__EXERCISE GOAL__.
Reproduce all the lines below exactly and omit the images.

** Start **

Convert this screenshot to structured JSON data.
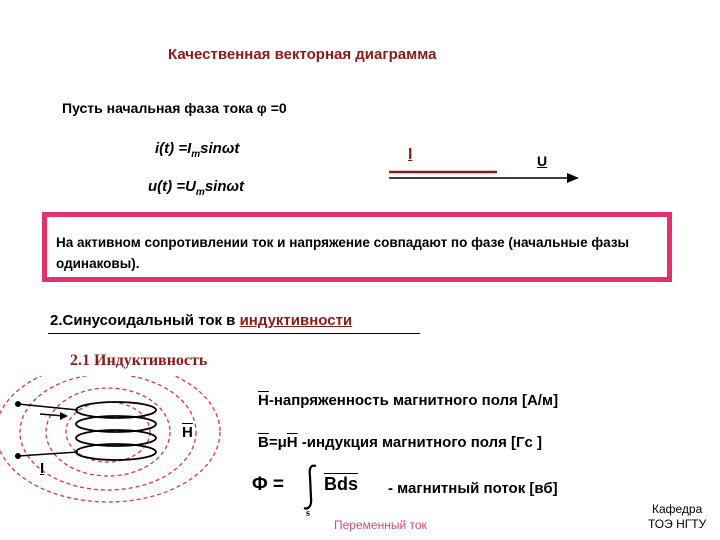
{
  "title": "Качественная векторная диаграмма",
  "phase_text": "Пусть начальная фаза тока φ =0",
  "eq_current": {
    "lhs": "i(t) =I",
    "sub": "m",
    "rhs": "sinωt"
  },
  "eq_voltage": {
    "lhs": "u(t) =U",
    "sub": "m",
    "rhs": "sinωt"
  },
  "vector_labels": {
    "current": "I",
    "voltage": "U"
  },
  "box_text": {
    "part1": "На активном ",
    "emph": "сопротивлении",
    "part2": " ток и напряжение совпадают по фазе (начальные фазы одинаковы)."
  },
  "section2": {
    "prefix": "2.Синусоидальный ток в ",
    "link": "индуктивности"
  },
  "section21": "2.1 Индуктивность",
  "coil_labels": {
    "H": "H",
    "I": "I"
  },
  "defs": {
    "H": {
      "sym": "H",
      "text": "-напряженность магнитного поля [А/м]"
    },
    "B": {
      "sym1": "B",
      "mid": "=μ",
      "sym2": "H",
      "text": " -индукция магнитного поля  [Гс ]"
    },
    "flux": {
      "lhs": "Φ  =",
      "integrand": "Bds",
      "lower": "s",
      "text": "- магнитный поток [вб]"
    }
  },
  "footer_left": "Переменный ток",
  "footer_right": {
    "line1": "Кафедра",
    "line2": "ТОЭ НГТУ"
  },
  "colors": {
    "accent": "#8b1a1a",
    "box_border": "#e0336e",
    "field_lines": "#d9363e"
  }
}
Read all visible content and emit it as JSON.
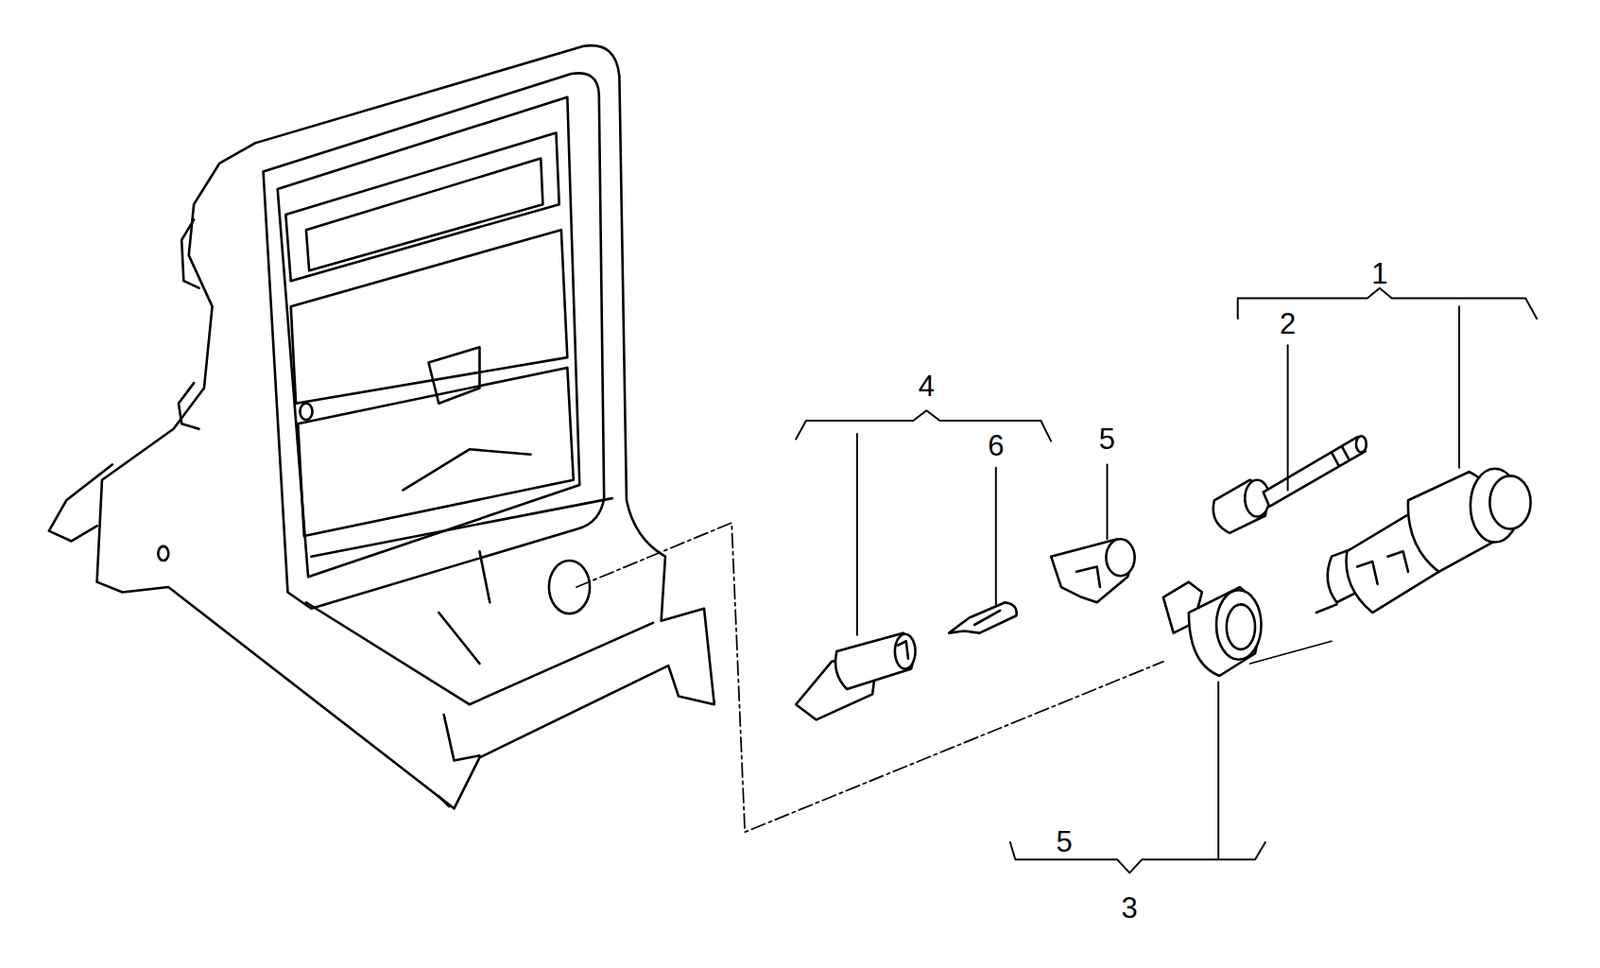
{
  "diagram": {
    "labels": [
      "1",
      "2",
      "4",
      "6",
      "5",
      "5",
      "3"
    ]
  }
}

** End **

__EXERCISE OUTPUT__.
Convert this screenshot to structured JSON data.
{
  "title": "Качественная векторная диаграмма",
  "phase_text": "Пусть начальная фаза тока φ =0",
  "eq_current": {
    "lhs": "i(t) =I",
    "sub": "m",
    "rhs": "sinωt"
  },
  "eq_voltage": {
    "lhs": "u(t) =U",
    "sub": "m",
    "rhs": "sinωt"
  },
  "vector_labels": {
    "current": "I",
    "voltage": "U"
  },
  "box_text": {
    "part1": "На активном ",
    "emph": "сопротивлении",
    "part2": " ток и напряжение совпадают по фазе (начальные фазы одинаковы)."
  },
  "section2": {
    "prefix": "2.Синусоидальный ток в ",
    "link": "индуктивности"
  },
  "section21": "2.1 Индуктивность",
  "coil_labels": {
    "H": "H",
    "I": "I"
  },
  "defs": {
    "H": {
      "sym": "H",
      "text": "-напряженность магнитного поля [А/м]"
    },
    "B": {
      "sym1": "B",
      "mid": "=μ",
      "sym2": "H",
      "text": " -индукция магнитного поля  [Гс ]"
    },
    "flux": {
      "lhs": "Φ  =",
      "integrand": "Bds",
      "lower": "s",
      "text": "- магнитный поток [вб]"
    }
  },
  "footer_left": "Переменный ток",
  "footer_right": {
    "line1": "Кафедра",
    "line2": "ТОЭ НГТУ"
  },
  "colors": {
    "accent": "#8b1a1a",
    "box_border": "#e0336e",
    "field_lines": "#d9363e"
  }
}
Read all visible content and emit it as JSON.
{
  "diagram": {
    "labels": [
      "1",
      "2",
      "4",
      "6",
      "5",
      "5",
      "3"
    ]
  }
}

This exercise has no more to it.